Go through the entries below and collect each line with the string "text" in it.

-=-=-

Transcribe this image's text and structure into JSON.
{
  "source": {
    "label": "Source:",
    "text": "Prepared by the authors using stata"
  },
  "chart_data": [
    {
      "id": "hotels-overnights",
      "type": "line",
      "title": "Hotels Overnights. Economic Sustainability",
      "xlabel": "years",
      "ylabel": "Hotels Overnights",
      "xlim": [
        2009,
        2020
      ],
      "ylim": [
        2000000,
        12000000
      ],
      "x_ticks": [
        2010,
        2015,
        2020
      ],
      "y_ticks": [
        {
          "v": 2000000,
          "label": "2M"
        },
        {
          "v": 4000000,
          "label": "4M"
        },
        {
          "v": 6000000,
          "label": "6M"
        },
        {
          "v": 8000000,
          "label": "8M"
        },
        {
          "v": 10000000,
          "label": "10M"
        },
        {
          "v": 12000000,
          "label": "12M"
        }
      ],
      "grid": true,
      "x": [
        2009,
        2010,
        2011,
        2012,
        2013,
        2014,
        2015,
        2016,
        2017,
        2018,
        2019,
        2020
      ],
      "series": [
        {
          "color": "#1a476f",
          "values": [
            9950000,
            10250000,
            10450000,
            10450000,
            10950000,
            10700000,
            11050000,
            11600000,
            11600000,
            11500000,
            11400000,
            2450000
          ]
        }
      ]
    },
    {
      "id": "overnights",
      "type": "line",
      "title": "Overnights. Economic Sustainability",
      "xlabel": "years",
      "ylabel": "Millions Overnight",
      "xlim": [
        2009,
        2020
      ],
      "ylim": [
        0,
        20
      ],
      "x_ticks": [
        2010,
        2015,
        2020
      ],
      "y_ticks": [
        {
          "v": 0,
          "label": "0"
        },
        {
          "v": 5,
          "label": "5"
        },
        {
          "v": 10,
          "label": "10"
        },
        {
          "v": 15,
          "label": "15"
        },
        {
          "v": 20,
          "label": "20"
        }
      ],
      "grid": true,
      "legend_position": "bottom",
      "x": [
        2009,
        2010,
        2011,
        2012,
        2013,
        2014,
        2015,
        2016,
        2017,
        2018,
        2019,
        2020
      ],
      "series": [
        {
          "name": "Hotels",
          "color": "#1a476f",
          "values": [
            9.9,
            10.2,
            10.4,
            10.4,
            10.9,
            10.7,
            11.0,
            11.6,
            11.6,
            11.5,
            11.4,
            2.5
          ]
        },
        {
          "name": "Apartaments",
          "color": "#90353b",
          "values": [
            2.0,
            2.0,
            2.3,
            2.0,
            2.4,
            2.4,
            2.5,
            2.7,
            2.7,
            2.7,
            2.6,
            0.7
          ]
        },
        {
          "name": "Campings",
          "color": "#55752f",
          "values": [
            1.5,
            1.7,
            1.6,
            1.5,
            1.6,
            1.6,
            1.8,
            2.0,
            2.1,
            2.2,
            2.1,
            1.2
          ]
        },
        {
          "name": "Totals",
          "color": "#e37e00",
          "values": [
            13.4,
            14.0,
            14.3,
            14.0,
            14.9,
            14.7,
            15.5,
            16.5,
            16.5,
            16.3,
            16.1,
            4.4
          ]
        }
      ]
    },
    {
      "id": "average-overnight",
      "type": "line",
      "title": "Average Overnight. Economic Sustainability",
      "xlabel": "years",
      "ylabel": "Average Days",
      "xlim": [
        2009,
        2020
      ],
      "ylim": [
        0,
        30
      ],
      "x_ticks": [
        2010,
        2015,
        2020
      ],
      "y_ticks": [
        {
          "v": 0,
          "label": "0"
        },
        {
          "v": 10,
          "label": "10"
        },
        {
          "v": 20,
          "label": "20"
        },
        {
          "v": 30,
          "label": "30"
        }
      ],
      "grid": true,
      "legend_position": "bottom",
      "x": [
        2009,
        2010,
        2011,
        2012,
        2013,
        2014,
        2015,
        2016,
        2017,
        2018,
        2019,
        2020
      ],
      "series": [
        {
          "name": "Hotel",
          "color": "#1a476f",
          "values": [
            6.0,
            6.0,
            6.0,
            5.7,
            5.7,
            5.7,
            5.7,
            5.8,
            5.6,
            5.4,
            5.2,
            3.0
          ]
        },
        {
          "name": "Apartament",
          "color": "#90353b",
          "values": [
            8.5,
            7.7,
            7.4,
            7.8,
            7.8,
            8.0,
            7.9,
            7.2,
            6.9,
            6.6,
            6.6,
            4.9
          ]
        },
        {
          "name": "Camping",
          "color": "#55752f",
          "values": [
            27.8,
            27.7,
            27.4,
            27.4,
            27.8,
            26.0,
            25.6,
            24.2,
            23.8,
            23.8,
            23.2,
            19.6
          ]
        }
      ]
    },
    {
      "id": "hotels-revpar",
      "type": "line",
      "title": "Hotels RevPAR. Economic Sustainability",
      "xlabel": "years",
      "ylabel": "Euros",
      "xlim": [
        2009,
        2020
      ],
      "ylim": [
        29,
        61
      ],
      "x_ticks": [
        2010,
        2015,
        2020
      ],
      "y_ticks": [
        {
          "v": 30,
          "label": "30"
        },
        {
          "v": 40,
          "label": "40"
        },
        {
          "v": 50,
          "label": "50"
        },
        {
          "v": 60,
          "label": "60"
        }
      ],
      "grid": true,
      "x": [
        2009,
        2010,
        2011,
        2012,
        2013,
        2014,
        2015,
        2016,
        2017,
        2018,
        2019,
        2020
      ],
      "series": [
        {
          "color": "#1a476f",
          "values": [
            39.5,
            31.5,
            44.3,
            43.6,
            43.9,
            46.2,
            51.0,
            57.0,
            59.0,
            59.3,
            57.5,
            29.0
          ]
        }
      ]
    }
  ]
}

-=-=-

RESULT -
Transcribe this image's text and structure into JSON.
    "text": "Prepared by the authors using stata"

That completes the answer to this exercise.